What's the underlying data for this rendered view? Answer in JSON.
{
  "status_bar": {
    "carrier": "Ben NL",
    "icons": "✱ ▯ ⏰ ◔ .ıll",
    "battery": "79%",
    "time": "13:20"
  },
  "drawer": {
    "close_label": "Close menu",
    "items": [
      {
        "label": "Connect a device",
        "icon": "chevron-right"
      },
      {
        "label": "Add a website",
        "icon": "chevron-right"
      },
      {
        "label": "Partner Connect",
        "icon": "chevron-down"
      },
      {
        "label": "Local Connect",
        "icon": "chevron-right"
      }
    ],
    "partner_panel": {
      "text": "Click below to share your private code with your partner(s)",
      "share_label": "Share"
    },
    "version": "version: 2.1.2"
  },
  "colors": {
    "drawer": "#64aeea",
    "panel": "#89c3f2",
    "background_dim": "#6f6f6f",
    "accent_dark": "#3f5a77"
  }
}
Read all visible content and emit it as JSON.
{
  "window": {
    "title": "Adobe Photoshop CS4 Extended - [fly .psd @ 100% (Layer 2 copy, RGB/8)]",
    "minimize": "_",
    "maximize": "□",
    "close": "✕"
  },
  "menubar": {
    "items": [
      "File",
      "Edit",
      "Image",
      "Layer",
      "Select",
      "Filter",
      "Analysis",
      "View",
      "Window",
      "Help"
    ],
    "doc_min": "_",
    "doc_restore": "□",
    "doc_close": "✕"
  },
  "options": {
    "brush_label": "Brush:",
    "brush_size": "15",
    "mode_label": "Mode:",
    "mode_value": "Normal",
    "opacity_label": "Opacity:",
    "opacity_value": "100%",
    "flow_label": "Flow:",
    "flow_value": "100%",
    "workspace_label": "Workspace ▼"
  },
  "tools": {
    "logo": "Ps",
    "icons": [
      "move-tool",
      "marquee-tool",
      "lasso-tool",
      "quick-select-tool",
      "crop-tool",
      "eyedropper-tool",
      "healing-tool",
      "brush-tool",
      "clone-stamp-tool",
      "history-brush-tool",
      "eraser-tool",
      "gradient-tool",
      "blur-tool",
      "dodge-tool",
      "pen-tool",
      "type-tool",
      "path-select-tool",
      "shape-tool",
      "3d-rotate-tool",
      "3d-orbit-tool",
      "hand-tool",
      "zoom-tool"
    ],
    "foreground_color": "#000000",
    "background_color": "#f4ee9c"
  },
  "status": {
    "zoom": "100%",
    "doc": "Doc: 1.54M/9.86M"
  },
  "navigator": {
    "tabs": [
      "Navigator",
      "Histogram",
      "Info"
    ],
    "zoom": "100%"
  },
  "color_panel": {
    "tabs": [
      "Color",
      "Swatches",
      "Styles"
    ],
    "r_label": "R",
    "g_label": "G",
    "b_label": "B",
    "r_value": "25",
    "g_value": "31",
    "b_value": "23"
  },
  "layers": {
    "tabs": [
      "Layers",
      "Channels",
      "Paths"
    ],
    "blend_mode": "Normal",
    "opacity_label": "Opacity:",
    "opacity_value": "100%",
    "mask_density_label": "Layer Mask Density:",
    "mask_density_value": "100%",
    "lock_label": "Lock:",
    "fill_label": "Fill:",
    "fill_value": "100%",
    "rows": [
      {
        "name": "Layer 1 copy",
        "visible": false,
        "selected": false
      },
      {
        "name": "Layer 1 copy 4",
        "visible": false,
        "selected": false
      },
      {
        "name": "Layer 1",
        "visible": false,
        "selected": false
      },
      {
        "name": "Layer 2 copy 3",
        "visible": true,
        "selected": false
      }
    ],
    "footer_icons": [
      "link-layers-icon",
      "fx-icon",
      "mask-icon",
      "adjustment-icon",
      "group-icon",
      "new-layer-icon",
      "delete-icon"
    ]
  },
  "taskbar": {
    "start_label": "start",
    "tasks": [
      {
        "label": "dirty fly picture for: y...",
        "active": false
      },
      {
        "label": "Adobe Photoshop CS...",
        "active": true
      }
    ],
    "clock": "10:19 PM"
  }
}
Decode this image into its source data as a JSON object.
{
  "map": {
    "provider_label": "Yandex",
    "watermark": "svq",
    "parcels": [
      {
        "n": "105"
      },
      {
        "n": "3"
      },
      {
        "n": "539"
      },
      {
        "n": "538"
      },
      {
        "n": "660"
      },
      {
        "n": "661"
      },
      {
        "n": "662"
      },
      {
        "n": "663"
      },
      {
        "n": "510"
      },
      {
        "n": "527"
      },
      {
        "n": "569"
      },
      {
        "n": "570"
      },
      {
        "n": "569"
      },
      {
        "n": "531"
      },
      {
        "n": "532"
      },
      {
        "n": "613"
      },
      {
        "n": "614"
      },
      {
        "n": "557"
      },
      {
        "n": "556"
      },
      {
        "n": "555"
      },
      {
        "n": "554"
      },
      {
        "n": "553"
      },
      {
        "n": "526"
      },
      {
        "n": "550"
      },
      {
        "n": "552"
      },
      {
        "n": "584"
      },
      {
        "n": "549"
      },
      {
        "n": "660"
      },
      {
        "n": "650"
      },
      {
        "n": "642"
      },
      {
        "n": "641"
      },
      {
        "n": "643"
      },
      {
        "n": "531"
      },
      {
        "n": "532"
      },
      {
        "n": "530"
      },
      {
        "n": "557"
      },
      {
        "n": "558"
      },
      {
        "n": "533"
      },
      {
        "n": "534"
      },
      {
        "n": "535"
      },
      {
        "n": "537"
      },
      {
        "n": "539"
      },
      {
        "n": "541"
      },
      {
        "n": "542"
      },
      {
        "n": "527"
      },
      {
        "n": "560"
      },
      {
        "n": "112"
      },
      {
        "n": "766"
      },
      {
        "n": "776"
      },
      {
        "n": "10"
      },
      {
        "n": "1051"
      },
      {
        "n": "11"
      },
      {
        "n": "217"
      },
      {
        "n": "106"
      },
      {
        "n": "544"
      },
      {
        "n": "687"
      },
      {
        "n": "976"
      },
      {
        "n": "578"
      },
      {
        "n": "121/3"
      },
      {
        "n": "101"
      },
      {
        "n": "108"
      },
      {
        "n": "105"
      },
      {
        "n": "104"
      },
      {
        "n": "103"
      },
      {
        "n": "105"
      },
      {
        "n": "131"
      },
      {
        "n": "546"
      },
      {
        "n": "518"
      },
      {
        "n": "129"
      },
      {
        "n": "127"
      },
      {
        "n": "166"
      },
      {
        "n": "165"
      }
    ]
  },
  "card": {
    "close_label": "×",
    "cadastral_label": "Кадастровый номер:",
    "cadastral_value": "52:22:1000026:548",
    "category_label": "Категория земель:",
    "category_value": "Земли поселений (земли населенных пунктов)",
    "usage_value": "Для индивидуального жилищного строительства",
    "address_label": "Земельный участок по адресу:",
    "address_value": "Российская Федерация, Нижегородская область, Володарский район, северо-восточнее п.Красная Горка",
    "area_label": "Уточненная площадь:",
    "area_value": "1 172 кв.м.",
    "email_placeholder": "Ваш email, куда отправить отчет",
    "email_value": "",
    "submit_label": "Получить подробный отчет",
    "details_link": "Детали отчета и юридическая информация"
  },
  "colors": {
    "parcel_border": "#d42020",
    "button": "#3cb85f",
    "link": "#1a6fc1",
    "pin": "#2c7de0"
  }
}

* * *

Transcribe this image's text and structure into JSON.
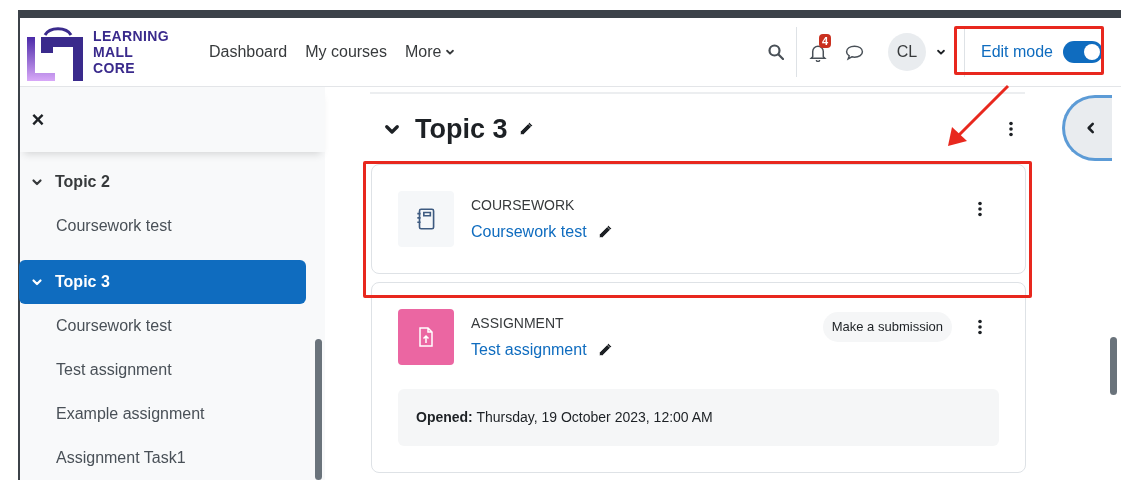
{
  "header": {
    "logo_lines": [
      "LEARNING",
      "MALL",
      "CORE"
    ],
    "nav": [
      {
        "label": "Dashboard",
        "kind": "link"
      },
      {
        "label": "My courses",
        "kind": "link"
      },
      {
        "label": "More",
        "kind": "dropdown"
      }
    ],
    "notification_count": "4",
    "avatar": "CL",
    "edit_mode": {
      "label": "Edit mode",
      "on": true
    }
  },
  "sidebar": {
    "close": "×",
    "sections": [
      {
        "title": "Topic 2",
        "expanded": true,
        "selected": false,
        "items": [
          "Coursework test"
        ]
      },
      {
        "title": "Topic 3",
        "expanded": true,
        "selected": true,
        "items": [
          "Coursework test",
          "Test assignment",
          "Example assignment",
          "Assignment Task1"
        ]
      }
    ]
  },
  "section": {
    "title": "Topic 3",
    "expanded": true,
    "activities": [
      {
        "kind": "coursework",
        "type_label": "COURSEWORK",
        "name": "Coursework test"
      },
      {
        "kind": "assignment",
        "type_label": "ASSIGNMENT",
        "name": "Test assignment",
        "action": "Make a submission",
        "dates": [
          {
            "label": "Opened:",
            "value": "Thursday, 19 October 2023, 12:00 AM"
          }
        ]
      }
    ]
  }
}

» WHAT THE TASK REQUIRES
List every line from the entries above in which "Connect" appears.

» THE SOLUTION
        "label": "Connect a device",
        "label": "Partner Connect",
        "label": "Local Connect",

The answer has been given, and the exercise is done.